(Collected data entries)

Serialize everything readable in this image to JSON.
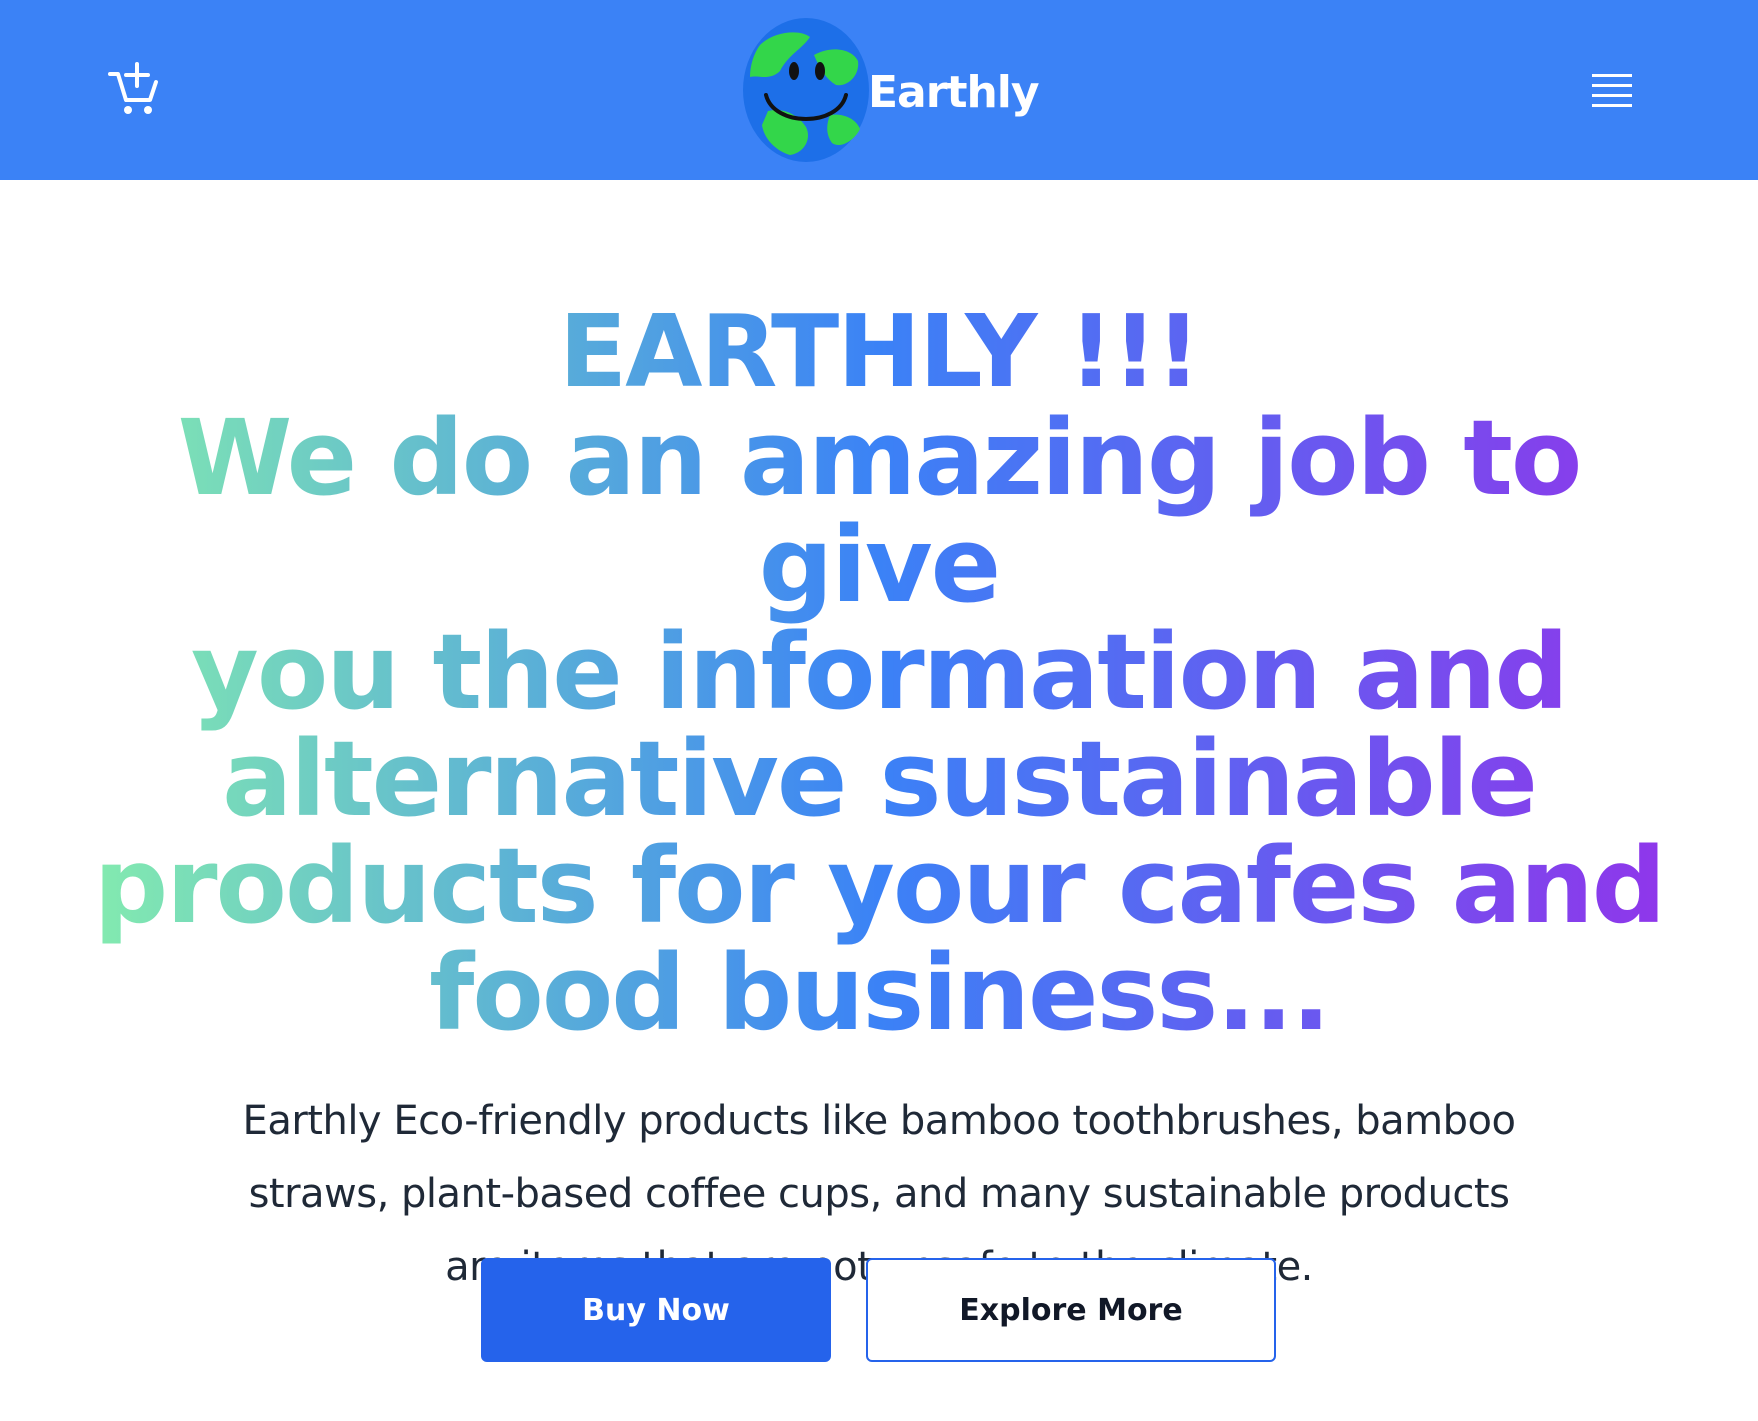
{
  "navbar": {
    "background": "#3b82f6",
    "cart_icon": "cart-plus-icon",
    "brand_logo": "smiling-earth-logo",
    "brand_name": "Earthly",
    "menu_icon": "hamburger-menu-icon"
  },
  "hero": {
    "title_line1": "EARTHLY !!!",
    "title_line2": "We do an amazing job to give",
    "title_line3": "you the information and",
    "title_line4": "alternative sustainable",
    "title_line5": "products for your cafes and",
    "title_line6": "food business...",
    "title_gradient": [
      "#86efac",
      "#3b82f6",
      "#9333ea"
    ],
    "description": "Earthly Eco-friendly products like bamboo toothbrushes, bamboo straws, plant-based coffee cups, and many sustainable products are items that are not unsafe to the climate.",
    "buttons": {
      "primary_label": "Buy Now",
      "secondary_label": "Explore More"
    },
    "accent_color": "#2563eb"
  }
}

- **PROBLEM STATEMENT**
All of the entries need to be transcribed word for word; pictures are left out.

- **SOLUTION TO THIS EXERCISE**
Serialize everything readable in this image to JSON.
{
  "navbar": {
    "background": "#3b82f6",
    "cart_icon": "cart-plus-icon",
    "brand_logo": "smiling-earth-logo",
    "brand_name": "Earthly",
    "menu_icon": "hamburger-menu-icon"
  },
  "hero": {
    "title_line1": "EARTHLY !!!",
    "title_line2": "We do an amazing job to give",
    "title_line3": "you the information and",
    "title_line4": "alternative sustainable",
    "title_line5": "products for your cafes and",
    "title_line6": "food business...",
    "title_gradient": [
      "#86efac",
      "#3b82f6",
      "#9333ea"
    ],
    "description": "Earthly Eco-friendly products like bamboo toothbrushes, bamboo straws, plant-based coffee cups, and many sustainable products are items that are not unsafe to the climate.",
    "buttons": {
      "primary_label": "Buy Now",
      "secondary_label": "Explore More"
    },
    "accent_color": "#2563eb"
  }
}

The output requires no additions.